**Exercise instructions**
Only a number is wanted: how many lines in these records contain the word "Field"?

**Data extract**

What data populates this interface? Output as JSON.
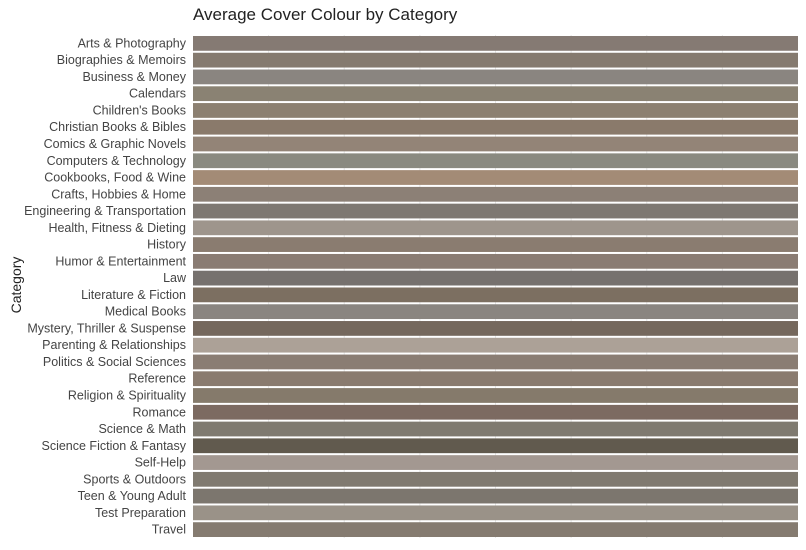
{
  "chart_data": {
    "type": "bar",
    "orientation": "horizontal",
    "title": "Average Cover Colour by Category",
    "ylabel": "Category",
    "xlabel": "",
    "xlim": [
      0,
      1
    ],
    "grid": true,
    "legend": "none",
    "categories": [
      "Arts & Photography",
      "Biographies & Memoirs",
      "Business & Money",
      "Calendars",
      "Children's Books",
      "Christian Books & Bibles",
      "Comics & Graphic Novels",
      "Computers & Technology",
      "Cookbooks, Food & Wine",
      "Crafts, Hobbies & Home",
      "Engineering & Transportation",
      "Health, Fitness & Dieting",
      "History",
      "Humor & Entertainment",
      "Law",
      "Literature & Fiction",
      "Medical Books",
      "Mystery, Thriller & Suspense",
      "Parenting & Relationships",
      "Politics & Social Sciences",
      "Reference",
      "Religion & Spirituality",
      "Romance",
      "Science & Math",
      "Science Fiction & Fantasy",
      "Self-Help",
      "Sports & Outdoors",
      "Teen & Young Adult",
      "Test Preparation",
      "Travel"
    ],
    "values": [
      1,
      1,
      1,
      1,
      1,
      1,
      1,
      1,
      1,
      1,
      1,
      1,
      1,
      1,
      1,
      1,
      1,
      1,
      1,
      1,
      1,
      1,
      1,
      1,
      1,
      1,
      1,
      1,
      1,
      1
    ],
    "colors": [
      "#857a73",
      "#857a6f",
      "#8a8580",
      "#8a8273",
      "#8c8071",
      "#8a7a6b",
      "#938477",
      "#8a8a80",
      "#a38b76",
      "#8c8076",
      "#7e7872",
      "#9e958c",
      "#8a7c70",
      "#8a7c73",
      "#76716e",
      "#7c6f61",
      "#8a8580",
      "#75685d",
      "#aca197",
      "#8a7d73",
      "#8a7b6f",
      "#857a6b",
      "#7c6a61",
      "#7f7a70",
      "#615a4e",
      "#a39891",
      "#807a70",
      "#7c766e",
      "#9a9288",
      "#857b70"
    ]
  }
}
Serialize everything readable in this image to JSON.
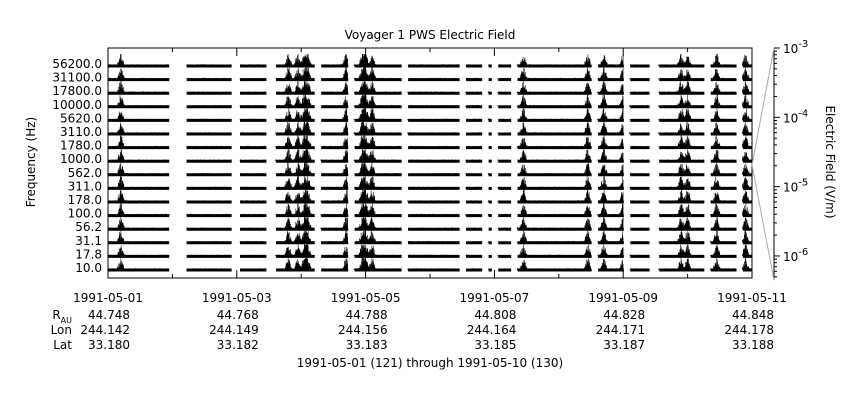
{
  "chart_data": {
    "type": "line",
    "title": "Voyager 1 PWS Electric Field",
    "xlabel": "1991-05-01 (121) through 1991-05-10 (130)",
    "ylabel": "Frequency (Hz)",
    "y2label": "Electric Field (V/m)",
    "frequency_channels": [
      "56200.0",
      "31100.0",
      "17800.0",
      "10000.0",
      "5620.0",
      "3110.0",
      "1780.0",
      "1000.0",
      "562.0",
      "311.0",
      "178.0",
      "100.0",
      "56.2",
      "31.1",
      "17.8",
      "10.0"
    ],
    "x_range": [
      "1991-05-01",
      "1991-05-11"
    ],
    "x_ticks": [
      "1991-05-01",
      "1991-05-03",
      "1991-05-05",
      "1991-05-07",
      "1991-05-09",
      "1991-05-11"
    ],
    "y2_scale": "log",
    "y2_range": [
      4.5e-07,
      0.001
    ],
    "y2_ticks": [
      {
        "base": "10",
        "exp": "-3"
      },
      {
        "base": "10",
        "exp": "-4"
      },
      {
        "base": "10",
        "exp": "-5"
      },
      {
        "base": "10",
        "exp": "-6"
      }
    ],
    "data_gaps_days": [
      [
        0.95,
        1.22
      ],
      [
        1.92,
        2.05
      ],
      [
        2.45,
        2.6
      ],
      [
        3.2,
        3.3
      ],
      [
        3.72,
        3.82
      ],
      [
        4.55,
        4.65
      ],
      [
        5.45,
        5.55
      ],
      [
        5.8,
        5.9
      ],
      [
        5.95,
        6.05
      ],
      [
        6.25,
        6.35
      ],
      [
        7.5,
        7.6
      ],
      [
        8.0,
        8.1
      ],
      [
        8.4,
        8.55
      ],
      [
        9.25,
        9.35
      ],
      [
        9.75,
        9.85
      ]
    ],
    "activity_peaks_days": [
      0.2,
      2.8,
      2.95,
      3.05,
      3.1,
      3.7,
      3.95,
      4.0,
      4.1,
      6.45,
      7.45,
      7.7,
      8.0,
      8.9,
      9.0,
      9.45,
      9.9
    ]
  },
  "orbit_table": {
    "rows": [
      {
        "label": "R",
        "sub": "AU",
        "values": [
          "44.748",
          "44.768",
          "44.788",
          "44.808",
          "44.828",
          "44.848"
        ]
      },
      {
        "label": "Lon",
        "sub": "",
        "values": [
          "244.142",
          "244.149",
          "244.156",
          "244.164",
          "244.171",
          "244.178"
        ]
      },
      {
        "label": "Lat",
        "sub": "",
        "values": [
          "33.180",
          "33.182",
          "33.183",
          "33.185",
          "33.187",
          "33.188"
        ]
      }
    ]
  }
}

**Exercise answer**
2